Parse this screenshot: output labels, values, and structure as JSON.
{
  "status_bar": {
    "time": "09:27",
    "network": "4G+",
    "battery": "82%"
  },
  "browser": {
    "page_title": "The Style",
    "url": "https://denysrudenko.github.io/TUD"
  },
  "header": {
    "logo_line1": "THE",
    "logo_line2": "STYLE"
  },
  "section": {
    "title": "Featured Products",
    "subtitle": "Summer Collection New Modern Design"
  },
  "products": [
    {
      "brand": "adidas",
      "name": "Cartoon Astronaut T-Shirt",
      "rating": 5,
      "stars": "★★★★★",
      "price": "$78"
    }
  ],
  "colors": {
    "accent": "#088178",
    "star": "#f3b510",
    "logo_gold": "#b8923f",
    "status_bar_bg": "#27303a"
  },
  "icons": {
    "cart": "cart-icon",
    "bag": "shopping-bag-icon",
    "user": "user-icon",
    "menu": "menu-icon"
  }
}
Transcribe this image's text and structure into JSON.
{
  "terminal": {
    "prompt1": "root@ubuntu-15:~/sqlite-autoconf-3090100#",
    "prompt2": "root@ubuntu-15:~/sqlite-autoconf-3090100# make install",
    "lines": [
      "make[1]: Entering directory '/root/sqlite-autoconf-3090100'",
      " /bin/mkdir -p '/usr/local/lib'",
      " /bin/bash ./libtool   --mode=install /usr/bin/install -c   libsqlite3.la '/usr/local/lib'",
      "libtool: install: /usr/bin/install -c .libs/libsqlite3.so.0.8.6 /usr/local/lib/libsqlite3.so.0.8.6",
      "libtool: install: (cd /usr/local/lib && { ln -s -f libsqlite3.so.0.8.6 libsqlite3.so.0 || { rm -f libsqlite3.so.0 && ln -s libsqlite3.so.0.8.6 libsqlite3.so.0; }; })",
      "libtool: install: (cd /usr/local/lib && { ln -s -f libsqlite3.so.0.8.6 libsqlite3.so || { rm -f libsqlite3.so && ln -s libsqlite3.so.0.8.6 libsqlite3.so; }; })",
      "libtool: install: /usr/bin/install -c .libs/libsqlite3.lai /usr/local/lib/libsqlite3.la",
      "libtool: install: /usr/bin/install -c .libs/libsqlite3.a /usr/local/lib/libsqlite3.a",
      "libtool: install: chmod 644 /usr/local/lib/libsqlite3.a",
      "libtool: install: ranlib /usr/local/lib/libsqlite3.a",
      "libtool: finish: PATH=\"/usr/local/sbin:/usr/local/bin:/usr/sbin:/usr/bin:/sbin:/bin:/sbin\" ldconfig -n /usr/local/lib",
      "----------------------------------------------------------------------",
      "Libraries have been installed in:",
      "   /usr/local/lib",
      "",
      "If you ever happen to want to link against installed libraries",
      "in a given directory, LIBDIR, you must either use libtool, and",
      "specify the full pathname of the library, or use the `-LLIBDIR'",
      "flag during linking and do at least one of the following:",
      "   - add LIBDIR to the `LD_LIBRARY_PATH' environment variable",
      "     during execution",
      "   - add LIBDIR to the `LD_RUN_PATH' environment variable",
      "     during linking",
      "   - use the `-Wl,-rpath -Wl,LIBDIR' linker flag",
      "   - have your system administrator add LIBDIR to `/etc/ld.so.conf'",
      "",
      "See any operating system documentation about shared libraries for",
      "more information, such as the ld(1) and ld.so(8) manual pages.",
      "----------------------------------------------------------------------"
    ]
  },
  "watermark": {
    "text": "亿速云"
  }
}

★ ★ ★ ★

# WORK TO COMPLETE
Pick out every line of the listing containing the word "structure", and show those lines.

# OUTPUT
Parse this screenshot: output labels, values, and structure as JSON.
Transcribe this image's text and structure into JSON.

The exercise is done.